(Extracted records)
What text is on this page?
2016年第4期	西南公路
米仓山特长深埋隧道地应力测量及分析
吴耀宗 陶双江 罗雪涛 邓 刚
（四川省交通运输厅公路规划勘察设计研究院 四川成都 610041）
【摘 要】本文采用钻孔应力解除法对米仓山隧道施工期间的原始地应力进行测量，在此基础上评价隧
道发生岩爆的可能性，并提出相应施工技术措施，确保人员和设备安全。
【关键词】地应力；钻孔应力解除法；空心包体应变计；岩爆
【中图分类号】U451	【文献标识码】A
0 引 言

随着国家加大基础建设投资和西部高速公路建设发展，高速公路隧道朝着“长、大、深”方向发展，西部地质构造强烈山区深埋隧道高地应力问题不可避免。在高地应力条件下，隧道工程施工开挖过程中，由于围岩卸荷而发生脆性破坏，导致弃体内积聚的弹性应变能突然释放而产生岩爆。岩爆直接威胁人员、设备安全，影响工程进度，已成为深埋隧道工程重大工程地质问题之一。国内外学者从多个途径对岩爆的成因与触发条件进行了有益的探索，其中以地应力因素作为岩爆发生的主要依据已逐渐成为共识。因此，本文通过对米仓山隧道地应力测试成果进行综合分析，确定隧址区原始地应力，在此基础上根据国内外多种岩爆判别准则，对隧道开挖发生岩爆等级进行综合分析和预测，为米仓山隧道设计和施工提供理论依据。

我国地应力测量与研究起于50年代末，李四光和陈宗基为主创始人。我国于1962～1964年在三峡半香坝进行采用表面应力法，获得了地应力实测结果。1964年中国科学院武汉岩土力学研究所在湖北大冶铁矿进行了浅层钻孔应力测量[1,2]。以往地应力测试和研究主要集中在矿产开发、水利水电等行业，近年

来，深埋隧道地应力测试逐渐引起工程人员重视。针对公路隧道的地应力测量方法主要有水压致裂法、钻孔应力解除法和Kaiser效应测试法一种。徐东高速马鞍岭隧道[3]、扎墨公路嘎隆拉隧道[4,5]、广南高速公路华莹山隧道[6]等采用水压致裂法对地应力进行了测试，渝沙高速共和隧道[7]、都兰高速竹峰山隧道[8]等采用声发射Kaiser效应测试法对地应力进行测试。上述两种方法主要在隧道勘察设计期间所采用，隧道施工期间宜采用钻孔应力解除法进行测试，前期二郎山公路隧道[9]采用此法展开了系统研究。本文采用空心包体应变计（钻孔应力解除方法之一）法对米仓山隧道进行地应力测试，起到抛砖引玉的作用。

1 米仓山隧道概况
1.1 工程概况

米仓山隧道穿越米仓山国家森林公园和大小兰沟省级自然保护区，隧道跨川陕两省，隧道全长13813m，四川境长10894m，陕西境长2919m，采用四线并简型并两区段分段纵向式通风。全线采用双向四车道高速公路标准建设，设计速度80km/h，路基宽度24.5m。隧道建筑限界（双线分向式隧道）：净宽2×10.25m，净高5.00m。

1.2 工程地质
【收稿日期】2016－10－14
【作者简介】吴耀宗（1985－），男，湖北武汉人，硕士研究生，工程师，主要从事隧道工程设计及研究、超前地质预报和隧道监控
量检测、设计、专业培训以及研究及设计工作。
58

» Given request: Return all of the data word for word.

» Completed task:
What text is on this page?
2016年第4期	西南公路
米仓山特长深埋隧道地应力测量及分析
吴耀宗 陶双江 罗雪涛 邓 刚
（四川省交通运输厅公路规划勘察设计研究院 四川成都 610041）
【摘 要】本文采用钻孔应力解除法对米仓山隧道施工期间的原始地应力进行测量，在此基础上评价隧
道发生岩爆的可能性，并提出相应施工技术措施，确保人员和设备安全。
【关键词】地应力；钻孔应力解除法；空心包体应变计；岩爆
【中图分类号】U451	【文献标识码】A
0 引 言

随着国家加大基础建设投资和西部高速公路建设发展，高速公路隧道朝着“长、大、深”方向发展，西部地质构造强烈山区深埋隧道高地应力问题不可避免。在高地应力条件下，隧道工程施工开挖过程中，由于围岩卸荷而发生脆性破坏，导致弃体内积聚的弹性应变能突然释放而产生岩爆。岩爆直接威胁人员、设备安全，影响工程进度，已成为深埋隧道工程重大工程地质问题之一。国内外学者从多个途径对岩爆的成因与触发条件进行了有益的探索，其中以地应力因素作为岩爆发生的主要依据已逐渐成为共识。因此，本文通过对米仓山隧道地应力测试成果进行综合分析，确定隧址区原始地应力，在此基础上根据国内外多种岩爆判别准则，对隧道开挖发生岩爆等级进行综合分析和预测，为米仓山隧道设计和施工提供理论依据。

我国地应力测量与研究起于50年代末，李四光和陈宗基为主创始人。我国于1962～1964年在三峡半香坝进行采用表面应力法，获得了地应力实测结果。1964年中国科学院武汉岩土力学研究所在湖北大冶铁矿进行了浅层钻孔应力测量[1,2]。以往地应力测试和研究主要集中在矿产开发、水利水电等行业，近年

来，深埋隧道地应力测试逐渐引起工程人员重视。针对公路隧道的地应力测量方法主要有水压致裂法、钻孔应力解除法和Kaiser效应测试法一种。徐东高速马鞍岭隧道[3]、扎墨公路嘎隆拉隧道[4,5]、广南高速公路华莹山隧道[6]等采用水压致裂法对地应力进行了测试，渝沙高速共和隧道[7]、都兰高速竹峰山隧道[8]等采用声发射Kaiser效应测试法对地应力进行测试。上述两种方法主要在隧道勘察设计期间所采用，隧道施工期间宜采用钻孔应力解除法进行测试，前期二郎山公路隧道[9]采用此法展开了系统研究。本文采用空心包体应变计（钻孔应力解除方法之一）法对米仓山隧道进行地应力测试，起到抛砖引玉的作用。

1 米仓山隧道概况
1.1 工程概况

米仓山隧道穿越米仓山国家森林公园和大小兰沟省级自然保护区，隧道跨川陕两省，隧道全长13813m，四川境长10894m，陕西境长2919m，采用四线并简型并两区段分段纵向式通风。全线采用双向四车道高速公路标准建设，设计速度80km/h，路基宽度24.5m。隧道建筑限界（双线分向式隧道）：净宽2×10.25m，净高5.00m。

1.2 工程地质
【收稿日期】2016－10－14
【作者简介】吴耀宗（1985－），男，湖北武汉人，硕士研究生，工程师，主要从事隧道工程设计及研究、超前地质预报和隧道监控
量检测、设计、专业培训以及研究及设计工作。
58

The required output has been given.